▸ Problem to solve
Filter the data below, keeping only the lines that contain the string "Heavy". Copy each of those lines, and treat uppercase and lowercase as different.

--- start ---

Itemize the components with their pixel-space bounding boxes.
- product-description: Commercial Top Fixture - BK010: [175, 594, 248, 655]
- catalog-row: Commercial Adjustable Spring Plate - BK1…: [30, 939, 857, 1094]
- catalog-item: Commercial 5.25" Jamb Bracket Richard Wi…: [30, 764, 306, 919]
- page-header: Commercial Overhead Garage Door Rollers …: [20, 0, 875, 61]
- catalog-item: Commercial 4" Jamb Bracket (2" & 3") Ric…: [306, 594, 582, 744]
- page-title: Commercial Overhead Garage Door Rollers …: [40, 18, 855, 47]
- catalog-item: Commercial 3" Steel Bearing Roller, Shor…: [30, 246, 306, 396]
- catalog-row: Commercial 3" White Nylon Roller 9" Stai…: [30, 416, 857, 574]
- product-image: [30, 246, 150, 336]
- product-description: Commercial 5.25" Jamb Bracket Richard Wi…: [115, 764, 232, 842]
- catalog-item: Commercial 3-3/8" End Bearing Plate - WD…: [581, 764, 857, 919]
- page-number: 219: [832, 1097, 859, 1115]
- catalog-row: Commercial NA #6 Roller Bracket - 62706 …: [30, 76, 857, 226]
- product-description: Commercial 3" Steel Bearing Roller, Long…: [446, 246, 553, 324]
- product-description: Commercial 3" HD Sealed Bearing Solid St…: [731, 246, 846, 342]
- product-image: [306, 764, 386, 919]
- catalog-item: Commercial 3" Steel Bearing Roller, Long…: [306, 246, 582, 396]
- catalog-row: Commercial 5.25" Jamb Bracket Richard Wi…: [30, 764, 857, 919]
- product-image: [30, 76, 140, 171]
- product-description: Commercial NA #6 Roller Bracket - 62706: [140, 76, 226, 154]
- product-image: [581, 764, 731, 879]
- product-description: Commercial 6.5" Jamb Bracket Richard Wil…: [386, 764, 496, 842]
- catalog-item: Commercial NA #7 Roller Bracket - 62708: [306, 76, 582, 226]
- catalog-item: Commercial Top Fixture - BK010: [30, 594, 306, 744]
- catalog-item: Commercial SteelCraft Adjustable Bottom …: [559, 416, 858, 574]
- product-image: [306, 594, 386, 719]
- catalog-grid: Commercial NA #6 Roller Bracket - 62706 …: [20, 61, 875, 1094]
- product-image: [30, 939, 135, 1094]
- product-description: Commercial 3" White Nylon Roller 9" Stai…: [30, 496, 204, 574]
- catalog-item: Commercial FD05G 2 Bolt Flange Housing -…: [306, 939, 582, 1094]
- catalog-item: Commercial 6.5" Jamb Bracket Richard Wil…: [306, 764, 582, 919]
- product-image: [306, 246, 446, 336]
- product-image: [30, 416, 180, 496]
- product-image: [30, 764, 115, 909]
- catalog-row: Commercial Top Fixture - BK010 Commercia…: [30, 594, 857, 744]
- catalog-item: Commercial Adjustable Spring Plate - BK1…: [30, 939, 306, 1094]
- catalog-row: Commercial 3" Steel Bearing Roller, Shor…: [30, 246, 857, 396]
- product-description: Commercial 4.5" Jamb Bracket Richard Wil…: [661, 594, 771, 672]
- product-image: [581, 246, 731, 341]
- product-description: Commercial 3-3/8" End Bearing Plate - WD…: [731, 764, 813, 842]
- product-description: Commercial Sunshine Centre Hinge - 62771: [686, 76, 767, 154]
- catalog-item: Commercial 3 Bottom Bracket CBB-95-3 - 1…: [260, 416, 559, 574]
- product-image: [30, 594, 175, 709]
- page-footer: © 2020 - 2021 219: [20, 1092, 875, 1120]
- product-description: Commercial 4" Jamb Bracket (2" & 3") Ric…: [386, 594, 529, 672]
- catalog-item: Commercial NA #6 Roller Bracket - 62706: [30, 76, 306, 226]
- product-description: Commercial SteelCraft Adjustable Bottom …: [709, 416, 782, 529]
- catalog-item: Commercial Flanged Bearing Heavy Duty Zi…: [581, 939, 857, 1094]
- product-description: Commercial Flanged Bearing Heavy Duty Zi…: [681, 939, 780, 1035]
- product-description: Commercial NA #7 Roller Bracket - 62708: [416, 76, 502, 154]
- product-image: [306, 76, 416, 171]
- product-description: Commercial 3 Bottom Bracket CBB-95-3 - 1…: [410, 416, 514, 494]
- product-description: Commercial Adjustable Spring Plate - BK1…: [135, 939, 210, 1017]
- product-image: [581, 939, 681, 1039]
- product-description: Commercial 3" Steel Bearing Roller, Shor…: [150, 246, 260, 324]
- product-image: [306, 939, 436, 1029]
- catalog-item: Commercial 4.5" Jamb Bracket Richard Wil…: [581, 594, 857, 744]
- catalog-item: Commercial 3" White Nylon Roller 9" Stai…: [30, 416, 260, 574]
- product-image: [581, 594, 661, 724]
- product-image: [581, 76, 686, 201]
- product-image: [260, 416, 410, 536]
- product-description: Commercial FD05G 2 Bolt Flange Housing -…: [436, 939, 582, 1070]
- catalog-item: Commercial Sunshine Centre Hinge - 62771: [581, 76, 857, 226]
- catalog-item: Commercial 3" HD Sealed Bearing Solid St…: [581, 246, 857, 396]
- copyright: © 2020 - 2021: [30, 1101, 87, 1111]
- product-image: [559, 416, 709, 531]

--- end ---

▸ Solved problem
- catalog-item: Commercial Flanged Bearing Heavy Duty Zi…: [581, 939, 857, 1094]
- product-description: Commercial Flanged Bearing Heavy Duty Zi…: [681, 939, 780, 1035]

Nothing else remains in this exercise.